(Collected data)
--- begin ---

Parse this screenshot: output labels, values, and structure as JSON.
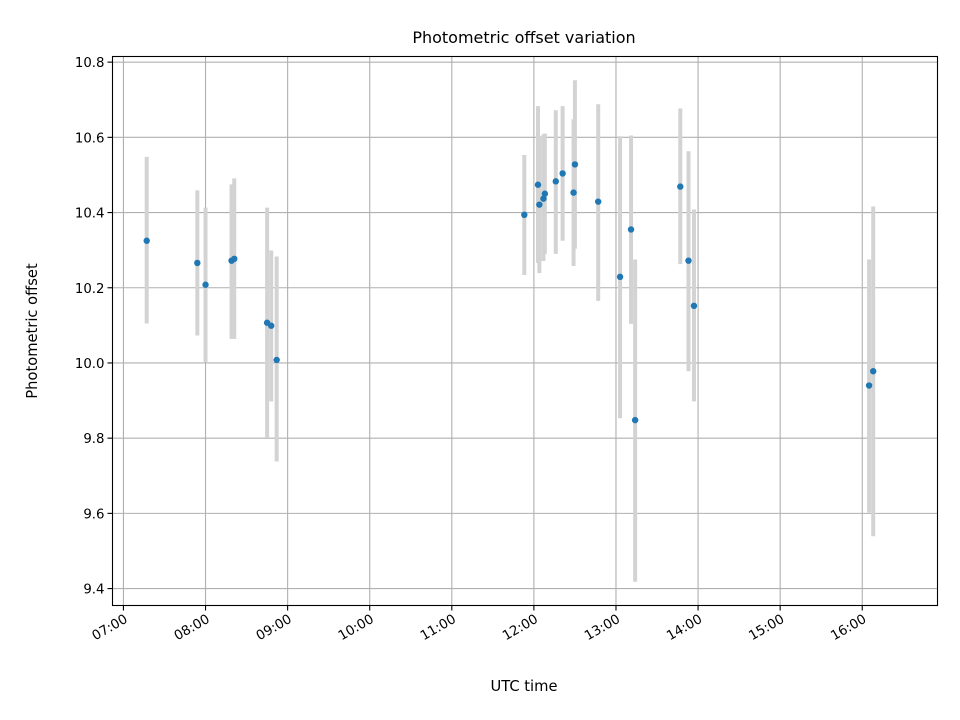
{
  "chart_data": {
    "type": "scatter",
    "title": "Photometric offset variation",
    "xlabel": "UTC time",
    "ylabel": "Photometric offset",
    "x_ticks": [
      "07:00",
      "08:00",
      "09:00",
      "10:00",
      "11:00",
      "12:00",
      "13:00",
      "14:00",
      "15:00",
      "16:00"
    ],
    "y_ticks": [
      "9.4",
      "9.6",
      "9.8",
      "10.0",
      "10.2",
      "10.4",
      "10.6",
      "10.8"
    ],
    "xlim": [
      "06:52",
      "16:55"
    ],
    "ylim": [
      9.355,
      10.815
    ],
    "grid": true,
    "colors": {
      "marker": "#1f77b4",
      "errorbar": "#d3d3d3",
      "grid": "#b0b0b0"
    },
    "points": [
      {
        "x": "07:17",
        "y": 10.325,
        "ymin": 10.105,
        "ymax": 10.548
      },
      {
        "x": "07:54",
        "y": 10.266,
        "ymin": 10.073,
        "ymax": 10.459
      },
      {
        "x": "08:00",
        "y": 10.208,
        "ymin": 10.003,
        "ymax": 10.413
      },
      {
        "x": "08:19",
        "y": 10.272,
        "ymin": 10.064,
        "ymax": 10.475
      },
      {
        "x": "08:21",
        "y": 10.277,
        "ymin": 10.064,
        "ymax": 10.491
      },
      {
        "x": "08:45",
        "y": 10.107,
        "ymin": 9.802,
        "ymax": 10.413
      },
      {
        "x": "08:48",
        "y": 10.099,
        "ymin": 9.898,
        "ymax": 10.299
      },
      {
        "x": "08:52",
        "y": 10.008,
        "ymin": 9.738,
        "ymax": 10.283
      },
      {
        "x": "11:53",
        "y": 10.394,
        "ymin": 10.234,
        "ymax": 10.553
      },
      {
        "x": "12:03",
        "y": 10.474,
        "ymin": 10.266,
        "ymax": 10.683
      },
      {
        "x": "12:04",
        "y": 10.421,
        "ymin": 10.239,
        "ymax": 10.603
      },
      {
        "x": "12:07",
        "y": 10.437,
        "ymin": 10.271,
        "ymax": 10.608
      },
      {
        "x": "12:08",
        "y": 10.45,
        "ymin": 10.29,
        "ymax": 10.61
      },
      {
        "x": "12:16",
        "y": 10.483,
        "ymin": 10.29,
        "ymax": 10.672
      },
      {
        "x": "12:21",
        "y": 10.504,
        "ymin": 10.325,
        "ymax": 10.683
      },
      {
        "x": "12:29",
        "y": 10.453,
        "ymin": 10.258,
        "ymax": 10.648
      },
      {
        "x": "12:30",
        "y": 10.528,
        "ymin": 10.304,
        "ymax": 10.752
      },
      {
        "x": "12:47",
        "y": 10.429,
        "ymin": 10.165,
        "ymax": 10.688
      },
      {
        "x": "13:03",
        "y": 10.229,
        "ymin": 9.853,
        "ymax": 10.603
      },
      {
        "x": "13:11",
        "y": 10.355,
        "ymin": 10.104,
        "ymax": 10.605
      },
      {
        "x": "13:14",
        "y": 9.848,
        "ymin": 9.418,
        "ymax": 10.275
      },
      {
        "x": "13:47",
        "y": 10.469,
        "ymin": 10.263,
        "ymax": 10.677
      },
      {
        "x": "13:53",
        "y": 10.272,
        "ymin": 9.978,
        "ymax": 10.563
      },
      {
        "x": "13:57",
        "y": 10.152,
        "ymin": 9.898,
        "ymax": 10.408
      },
      {
        "x": "16:05",
        "y": 9.94,
        "ymin": 9.602,
        "ymax": 10.275
      },
      {
        "x": "16:08",
        "y": 9.978,
        "ymin": 9.539,
        "ymax": 10.416
      }
    ]
  }
}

--- end ---

- **Aim**: Could you reproduce every record above exactly, leaving out the pictures?

- **Written answer**:
Parse this screenshot: output labels, values, and structure as JSON.
{
  "chart_data": {
    "type": "scatter",
    "title": "Photometric offset variation",
    "xlabel": "UTC time",
    "ylabel": "Photometric offset",
    "x_ticks": [
      "07:00",
      "08:00",
      "09:00",
      "10:00",
      "11:00",
      "12:00",
      "13:00",
      "14:00",
      "15:00",
      "16:00"
    ],
    "y_ticks": [
      "9.4",
      "9.6",
      "9.8",
      "10.0",
      "10.2",
      "10.4",
      "10.6",
      "10.8"
    ],
    "xlim": [
      "06:52",
      "16:55"
    ],
    "ylim": [
      9.355,
      10.815
    ],
    "grid": true,
    "colors": {
      "marker": "#1f77b4",
      "errorbar": "#d3d3d3",
      "grid": "#b0b0b0"
    },
    "points": [
      {
        "x": "07:17",
        "y": 10.325,
        "ymin": 10.105,
        "ymax": 10.548
      },
      {
        "x": "07:54",
        "y": 10.266,
        "ymin": 10.073,
        "ymax": 10.459
      },
      {
        "x": "08:00",
        "y": 10.208,
        "ymin": 10.003,
        "ymax": 10.413
      },
      {
        "x": "08:19",
        "y": 10.272,
        "ymin": 10.064,
        "ymax": 10.475
      },
      {
        "x": "08:21",
        "y": 10.277,
        "ymin": 10.064,
        "ymax": 10.491
      },
      {
        "x": "08:45",
        "y": 10.107,
        "ymin": 9.802,
        "ymax": 10.413
      },
      {
        "x": "08:48",
        "y": 10.099,
        "ymin": 9.898,
        "ymax": 10.299
      },
      {
        "x": "08:52",
        "y": 10.008,
        "ymin": 9.738,
        "ymax": 10.283
      },
      {
        "x": "11:53",
        "y": 10.394,
        "ymin": 10.234,
        "ymax": 10.553
      },
      {
        "x": "12:03",
        "y": 10.474,
        "ymin": 10.266,
        "ymax": 10.683
      },
      {
        "x": "12:04",
        "y": 10.421,
        "ymin": 10.239,
        "ymax": 10.603
      },
      {
        "x": "12:07",
        "y": 10.437,
        "ymin": 10.271,
        "ymax": 10.608
      },
      {
        "x": "12:08",
        "y": 10.45,
        "ymin": 10.29,
        "ymax": 10.61
      },
      {
        "x": "12:16",
        "y": 10.483,
        "ymin": 10.29,
        "ymax": 10.672
      },
      {
        "x": "12:21",
        "y": 10.504,
        "ymin": 10.325,
        "ymax": 10.683
      },
      {
        "x": "12:29",
        "y": 10.453,
        "ymin": 10.258,
        "ymax": 10.648
      },
      {
        "x": "12:30",
        "y": 10.528,
        "ymin": 10.304,
        "ymax": 10.752
      },
      {
        "x": "12:47",
        "y": 10.429,
        "ymin": 10.165,
        "ymax": 10.688
      },
      {
        "x": "13:03",
        "y": 10.229,
        "ymin": 9.853,
        "ymax": 10.603
      },
      {
        "x": "13:11",
        "y": 10.355,
        "ymin": 10.104,
        "ymax": 10.605
      },
      {
        "x": "13:14",
        "y": 9.848,
        "ymin": 9.418,
        "ymax": 10.275
      },
      {
        "x": "13:47",
        "y": 10.469,
        "ymin": 10.263,
        "ymax": 10.677
      },
      {
        "x": "13:53",
        "y": 10.272,
        "ymin": 9.978,
        "ymax": 10.563
      },
      {
        "x": "13:57",
        "y": 10.152,
        "ymin": 9.898,
        "ymax": 10.408
      },
      {
        "x": "16:05",
        "y": 9.94,
        "ymin": 9.602,
        "ymax": 10.275
      },
      {
        "x": "16:08",
        "y": 9.978,
        "ymin": 9.539,
        "ymax": 10.416
      }
    ]
  }
}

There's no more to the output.